SUPPLIED ENTRIES:

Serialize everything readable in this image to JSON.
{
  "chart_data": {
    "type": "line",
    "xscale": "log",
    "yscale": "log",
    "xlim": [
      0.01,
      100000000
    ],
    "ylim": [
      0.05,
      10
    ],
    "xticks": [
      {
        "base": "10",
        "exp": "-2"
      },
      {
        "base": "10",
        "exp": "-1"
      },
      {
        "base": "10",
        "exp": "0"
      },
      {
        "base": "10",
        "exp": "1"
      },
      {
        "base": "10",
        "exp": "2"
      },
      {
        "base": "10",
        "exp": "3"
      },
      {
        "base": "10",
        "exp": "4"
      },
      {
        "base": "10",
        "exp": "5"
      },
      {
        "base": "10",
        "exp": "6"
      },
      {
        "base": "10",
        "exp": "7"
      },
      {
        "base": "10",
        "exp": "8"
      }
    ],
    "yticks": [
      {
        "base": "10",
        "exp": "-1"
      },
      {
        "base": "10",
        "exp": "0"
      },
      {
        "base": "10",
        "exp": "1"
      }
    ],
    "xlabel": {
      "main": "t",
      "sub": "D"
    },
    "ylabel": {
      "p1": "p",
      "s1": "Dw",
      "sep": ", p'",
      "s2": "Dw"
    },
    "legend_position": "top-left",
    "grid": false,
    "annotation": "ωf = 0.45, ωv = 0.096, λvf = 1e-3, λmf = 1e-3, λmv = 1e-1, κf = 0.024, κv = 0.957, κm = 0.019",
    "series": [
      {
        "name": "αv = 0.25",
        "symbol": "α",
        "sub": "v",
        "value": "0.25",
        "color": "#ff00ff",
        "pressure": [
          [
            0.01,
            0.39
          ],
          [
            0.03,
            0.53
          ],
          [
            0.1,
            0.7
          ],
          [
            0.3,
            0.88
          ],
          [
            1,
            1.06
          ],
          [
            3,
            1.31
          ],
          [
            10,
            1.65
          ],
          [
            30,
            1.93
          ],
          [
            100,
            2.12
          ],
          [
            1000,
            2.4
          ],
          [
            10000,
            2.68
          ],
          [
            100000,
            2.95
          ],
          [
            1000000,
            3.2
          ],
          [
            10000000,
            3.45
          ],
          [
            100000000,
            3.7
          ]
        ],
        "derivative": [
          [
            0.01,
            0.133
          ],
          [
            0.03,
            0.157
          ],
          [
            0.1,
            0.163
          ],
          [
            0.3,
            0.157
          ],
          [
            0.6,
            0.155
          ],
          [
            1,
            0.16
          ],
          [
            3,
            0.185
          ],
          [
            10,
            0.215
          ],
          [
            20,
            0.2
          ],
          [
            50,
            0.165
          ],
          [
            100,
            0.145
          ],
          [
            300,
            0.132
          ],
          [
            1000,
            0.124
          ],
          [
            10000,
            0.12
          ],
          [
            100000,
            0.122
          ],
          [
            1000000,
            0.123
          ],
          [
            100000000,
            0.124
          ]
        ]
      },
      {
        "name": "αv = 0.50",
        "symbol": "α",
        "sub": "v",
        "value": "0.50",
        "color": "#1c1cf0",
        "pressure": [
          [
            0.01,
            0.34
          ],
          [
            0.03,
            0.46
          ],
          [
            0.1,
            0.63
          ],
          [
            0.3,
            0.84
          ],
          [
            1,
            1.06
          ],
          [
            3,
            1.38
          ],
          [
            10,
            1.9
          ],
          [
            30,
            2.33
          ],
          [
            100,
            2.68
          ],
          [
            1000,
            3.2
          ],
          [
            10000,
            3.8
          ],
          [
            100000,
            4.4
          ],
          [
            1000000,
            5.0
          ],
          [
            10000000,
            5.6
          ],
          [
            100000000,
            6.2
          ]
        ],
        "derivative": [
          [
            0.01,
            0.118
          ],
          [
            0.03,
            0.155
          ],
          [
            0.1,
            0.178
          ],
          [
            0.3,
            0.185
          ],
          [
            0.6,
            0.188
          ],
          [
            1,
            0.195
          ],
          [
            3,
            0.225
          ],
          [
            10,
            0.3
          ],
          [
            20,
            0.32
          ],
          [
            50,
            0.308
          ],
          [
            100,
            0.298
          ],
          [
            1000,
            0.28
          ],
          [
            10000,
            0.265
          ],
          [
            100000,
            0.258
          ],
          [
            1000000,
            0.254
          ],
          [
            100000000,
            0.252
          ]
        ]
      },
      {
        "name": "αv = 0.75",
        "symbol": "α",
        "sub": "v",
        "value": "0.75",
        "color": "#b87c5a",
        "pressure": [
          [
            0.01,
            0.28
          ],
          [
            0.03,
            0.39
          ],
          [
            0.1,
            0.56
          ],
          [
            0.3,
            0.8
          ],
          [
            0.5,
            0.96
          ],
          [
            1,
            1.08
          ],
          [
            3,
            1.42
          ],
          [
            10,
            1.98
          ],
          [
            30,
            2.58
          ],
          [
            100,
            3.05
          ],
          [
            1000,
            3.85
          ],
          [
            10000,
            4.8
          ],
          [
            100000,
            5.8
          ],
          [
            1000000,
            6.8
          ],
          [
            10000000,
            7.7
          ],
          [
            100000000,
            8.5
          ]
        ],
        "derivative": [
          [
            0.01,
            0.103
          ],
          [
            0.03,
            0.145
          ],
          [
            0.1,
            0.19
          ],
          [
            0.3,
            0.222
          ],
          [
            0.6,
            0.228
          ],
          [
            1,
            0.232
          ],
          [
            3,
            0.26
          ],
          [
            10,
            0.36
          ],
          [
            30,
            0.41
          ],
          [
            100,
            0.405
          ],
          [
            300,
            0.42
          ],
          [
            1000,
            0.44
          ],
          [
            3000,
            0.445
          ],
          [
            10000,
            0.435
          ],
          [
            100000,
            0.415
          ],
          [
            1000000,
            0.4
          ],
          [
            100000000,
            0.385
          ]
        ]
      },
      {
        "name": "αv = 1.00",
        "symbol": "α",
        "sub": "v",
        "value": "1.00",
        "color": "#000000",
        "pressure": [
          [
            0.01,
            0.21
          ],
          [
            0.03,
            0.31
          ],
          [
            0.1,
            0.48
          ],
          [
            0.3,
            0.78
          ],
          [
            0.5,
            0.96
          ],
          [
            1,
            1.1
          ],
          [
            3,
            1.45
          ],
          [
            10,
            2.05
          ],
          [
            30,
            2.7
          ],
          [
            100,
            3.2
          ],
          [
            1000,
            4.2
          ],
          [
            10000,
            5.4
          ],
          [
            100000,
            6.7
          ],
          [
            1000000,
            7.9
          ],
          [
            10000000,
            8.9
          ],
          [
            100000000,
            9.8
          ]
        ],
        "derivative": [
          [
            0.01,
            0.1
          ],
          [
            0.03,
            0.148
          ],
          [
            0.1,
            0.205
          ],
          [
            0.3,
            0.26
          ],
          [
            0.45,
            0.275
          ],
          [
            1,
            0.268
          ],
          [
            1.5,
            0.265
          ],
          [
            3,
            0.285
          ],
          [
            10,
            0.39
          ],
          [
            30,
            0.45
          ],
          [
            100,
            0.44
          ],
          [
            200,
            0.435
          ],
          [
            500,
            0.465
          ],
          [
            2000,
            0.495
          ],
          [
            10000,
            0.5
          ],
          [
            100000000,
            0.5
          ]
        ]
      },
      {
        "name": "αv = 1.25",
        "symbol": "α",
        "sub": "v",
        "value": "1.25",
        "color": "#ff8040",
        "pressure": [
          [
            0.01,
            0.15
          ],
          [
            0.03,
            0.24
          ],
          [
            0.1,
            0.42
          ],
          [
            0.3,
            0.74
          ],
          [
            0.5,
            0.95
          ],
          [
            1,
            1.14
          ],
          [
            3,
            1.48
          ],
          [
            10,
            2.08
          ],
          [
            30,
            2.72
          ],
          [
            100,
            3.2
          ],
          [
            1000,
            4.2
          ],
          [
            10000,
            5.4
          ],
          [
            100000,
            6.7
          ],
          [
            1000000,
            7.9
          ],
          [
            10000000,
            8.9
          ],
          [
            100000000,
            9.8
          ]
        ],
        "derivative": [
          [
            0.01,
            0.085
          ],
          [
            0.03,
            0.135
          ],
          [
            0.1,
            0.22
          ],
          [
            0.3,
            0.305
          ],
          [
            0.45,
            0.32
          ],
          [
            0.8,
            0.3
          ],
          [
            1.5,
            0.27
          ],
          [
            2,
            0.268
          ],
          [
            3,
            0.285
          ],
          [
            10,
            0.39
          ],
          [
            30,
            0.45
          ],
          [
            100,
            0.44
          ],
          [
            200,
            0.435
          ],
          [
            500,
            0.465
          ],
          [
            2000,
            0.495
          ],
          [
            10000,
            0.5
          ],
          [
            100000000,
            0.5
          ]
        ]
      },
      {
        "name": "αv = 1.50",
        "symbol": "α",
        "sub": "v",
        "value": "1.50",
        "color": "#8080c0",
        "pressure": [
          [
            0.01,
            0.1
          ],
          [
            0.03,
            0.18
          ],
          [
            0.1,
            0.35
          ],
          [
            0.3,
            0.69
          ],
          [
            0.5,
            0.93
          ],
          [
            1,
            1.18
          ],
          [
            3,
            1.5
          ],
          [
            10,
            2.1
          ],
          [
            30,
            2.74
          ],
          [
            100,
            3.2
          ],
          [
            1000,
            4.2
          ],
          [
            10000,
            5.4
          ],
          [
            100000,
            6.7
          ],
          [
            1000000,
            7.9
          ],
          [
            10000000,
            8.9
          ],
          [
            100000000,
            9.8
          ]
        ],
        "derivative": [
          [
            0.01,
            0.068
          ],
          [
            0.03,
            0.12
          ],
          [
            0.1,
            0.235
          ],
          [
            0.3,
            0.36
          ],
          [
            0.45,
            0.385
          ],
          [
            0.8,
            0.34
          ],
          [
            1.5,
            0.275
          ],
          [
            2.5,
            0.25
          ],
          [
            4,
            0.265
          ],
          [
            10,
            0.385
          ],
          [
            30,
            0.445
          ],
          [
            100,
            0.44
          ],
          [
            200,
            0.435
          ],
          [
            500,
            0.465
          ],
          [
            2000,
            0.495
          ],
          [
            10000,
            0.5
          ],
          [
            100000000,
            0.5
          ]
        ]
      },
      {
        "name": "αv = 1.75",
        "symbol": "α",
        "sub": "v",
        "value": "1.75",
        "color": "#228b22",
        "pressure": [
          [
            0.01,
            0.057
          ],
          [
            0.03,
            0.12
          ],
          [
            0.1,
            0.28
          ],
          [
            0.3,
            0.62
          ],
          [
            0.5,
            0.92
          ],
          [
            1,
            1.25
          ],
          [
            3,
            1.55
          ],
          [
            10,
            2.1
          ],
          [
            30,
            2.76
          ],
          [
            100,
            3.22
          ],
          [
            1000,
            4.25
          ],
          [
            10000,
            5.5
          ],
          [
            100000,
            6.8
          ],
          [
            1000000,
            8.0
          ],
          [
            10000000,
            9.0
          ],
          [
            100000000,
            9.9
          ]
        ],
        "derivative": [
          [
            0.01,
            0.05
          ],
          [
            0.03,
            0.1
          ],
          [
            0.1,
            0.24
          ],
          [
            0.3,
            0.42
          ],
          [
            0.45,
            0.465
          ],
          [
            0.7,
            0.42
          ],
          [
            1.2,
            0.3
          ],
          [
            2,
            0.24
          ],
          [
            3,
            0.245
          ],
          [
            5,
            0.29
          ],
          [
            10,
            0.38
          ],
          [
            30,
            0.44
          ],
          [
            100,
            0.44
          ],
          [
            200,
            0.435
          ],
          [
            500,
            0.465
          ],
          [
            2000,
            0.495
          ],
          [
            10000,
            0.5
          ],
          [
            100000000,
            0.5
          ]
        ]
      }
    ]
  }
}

SET PROBLEM: Gather each line from the entries above that includes the word "name".

COMPLETE OUTPUT:
        "name": "αv = 0.25",
        "name": "αv = 0.50",
        "name": "αv = 0.75",
        "name": "αv = 1.00",
        "name": "αv = 1.25",
        "name": "αv = 1.50",
        "name": "αv = 1.75",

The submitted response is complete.